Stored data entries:
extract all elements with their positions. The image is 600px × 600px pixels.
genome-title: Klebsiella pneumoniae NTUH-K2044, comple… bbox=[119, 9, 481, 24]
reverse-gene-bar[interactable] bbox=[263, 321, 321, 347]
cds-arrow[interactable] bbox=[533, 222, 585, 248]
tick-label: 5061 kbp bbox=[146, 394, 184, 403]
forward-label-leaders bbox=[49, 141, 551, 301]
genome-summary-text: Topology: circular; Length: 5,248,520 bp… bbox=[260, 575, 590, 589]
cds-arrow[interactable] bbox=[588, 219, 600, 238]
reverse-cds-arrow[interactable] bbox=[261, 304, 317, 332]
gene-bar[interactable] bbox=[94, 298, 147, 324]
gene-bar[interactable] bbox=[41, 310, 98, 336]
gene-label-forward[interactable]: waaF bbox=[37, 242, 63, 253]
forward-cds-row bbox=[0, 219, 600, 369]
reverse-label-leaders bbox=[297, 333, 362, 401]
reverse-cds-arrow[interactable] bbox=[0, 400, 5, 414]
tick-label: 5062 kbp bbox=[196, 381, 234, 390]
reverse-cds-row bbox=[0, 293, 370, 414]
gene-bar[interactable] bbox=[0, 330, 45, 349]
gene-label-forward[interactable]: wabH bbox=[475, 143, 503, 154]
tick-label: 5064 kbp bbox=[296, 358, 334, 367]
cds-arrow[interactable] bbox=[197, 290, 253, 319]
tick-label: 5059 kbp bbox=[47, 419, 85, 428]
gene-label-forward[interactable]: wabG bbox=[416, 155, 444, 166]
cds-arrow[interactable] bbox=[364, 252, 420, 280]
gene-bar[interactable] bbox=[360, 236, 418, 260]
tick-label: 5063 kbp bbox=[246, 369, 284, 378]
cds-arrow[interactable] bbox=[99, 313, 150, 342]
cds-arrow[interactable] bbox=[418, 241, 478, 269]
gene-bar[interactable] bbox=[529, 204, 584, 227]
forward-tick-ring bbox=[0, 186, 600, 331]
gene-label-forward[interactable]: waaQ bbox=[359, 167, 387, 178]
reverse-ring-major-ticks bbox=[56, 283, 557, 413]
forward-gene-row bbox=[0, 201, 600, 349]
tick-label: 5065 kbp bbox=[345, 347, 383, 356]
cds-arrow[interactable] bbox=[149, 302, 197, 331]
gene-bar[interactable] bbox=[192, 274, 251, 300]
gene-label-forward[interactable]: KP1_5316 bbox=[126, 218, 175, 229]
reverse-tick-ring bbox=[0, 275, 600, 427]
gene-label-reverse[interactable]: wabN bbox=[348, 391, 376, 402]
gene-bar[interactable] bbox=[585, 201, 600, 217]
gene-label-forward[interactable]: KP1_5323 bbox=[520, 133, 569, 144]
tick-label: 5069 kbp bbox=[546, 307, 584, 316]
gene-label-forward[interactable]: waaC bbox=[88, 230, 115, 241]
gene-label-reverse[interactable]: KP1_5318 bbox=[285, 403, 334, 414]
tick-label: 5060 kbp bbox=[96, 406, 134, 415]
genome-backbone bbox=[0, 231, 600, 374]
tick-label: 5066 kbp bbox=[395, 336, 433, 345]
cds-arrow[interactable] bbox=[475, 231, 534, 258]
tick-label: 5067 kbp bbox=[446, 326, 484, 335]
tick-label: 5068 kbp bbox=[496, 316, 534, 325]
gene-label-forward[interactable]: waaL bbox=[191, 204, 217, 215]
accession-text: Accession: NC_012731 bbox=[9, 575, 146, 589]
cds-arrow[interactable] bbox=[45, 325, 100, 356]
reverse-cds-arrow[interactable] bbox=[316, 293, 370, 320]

▸ What the task requires:
Every entry must be duplicated exactly as it stands.

▸ Task output:
extract all elements with their positions. The image is 600px × 600px pixels.
genome-title: Klebsiella pneumoniae NTUH-K2044, comple… bbox=[119, 9, 481, 24]
reverse-gene-bar[interactable] bbox=[263, 321, 321, 347]
cds-arrow[interactable] bbox=[533, 222, 585, 248]
tick-label: 5061 kbp bbox=[146, 394, 184, 403]
forward-label-leaders bbox=[49, 141, 551, 301]
genome-summary-text: Topology: circular; Length: 5,248,520 bp… bbox=[260, 575, 590, 589]
cds-arrow[interactable] bbox=[588, 219, 600, 238]
reverse-cds-arrow[interactable] bbox=[261, 304, 317, 332]
gene-bar[interactable] bbox=[94, 298, 147, 324]
gene-bar[interactable] bbox=[41, 310, 98, 336]
gene-label-forward[interactable]: waaF bbox=[37, 242, 63, 253]
forward-cds-row bbox=[0, 219, 600, 369]
reverse-label-leaders bbox=[297, 333, 362, 401]
reverse-cds-arrow[interactable] bbox=[0, 400, 5, 414]
tick-label: 5062 kbp bbox=[196, 381, 234, 390]
reverse-cds-row bbox=[0, 293, 370, 414]
gene-bar[interactable] bbox=[0, 330, 45, 349]
gene-label-forward[interactable]: wabH bbox=[475, 143, 503, 154]
tick-label: 5064 kbp bbox=[296, 358, 334, 367]
cds-arrow[interactable] bbox=[197, 290, 253, 319]
tick-label: 5059 kbp bbox=[47, 419, 85, 428]
gene-label-forward[interactable]: wabG bbox=[416, 155, 444, 166]
cds-arrow[interactable] bbox=[364, 252, 420, 280]
gene-bar[interactable] bbox=[360, 236, 418, 260]
tick-label: 5063 kbp bbox=[246, 369, 284, 378]
cds-arrow[interactable] bbox=[99, 313, 150, 342]
cds-arrow[interactable] bbox=[418, 241, 478, 269]
gene-bar[interactable] bbox=[529, 204, 584, 227]
forward-tick-ring bbox=[0, 186, 600, 331]
gene-label-forward[interactable]: waaQ bbox=[359, 167, 387, 178]
reverse-ring-major-ticks bbox=[56, 283, 557, 413]
forward-gene-row bbox=[0, 201, 600, 349]
tick-label: 5065 kbp bbox=[345, 347, 383, 356]
cds-arrow[interactable] bbox=[149, 302, 197, 331]
gene-bar[interactable] bbox=[192, 274, 251, 300]
gene-label-forward[interactable]: KP1_5316 bbox=[126, 218, 175, 229]
reverse-tick-ring bbox=[0, 275, 600, 427]
gene-label-reverse[interactable]: wabN bbox=[348, 391, 376, 402]
gene-bar[interactable] bbox=[585, 201, 600, 217]
gene-label-forward[interactable]: KP1_5323 bbox=[520, 133, 569, 144]
tick-label: 5069 kbp bbox=[546, 307, 584, 316]
gene-label-forward[interactable]: waaC bbox=[88, 230, 115, 241]
gene-label-reverse[interactable]: KP1_5318 bbox=[285, 403, 334, 414]
tick-label: 5060 kbp bbox=[96, 406, 134, 415]
genome-backbone bbox=[0, 231, 600, 374]
tick-label: 5066 kbp bbox=[395, 336, 433, 345]
cds-arrow[interactable] bbox=[475, 231, 534, 258]
tick-label: 5067 kbp bbox=[446, 326, 484, 335]
tick-label: 5068 kbp bbox=[496, 316, 534, 325]
gene-label-forward[interactable]: waaL bbox=[191, 204, 217, 215]
accession-text: Accession: NC_012731 bbox=[9, 575, 146, 589]
cds-arrow[interactable] bbox=[45, 325, 100, 356]
reverse-cds-arrow[interactable] bbox=[316, 293, 370, 320]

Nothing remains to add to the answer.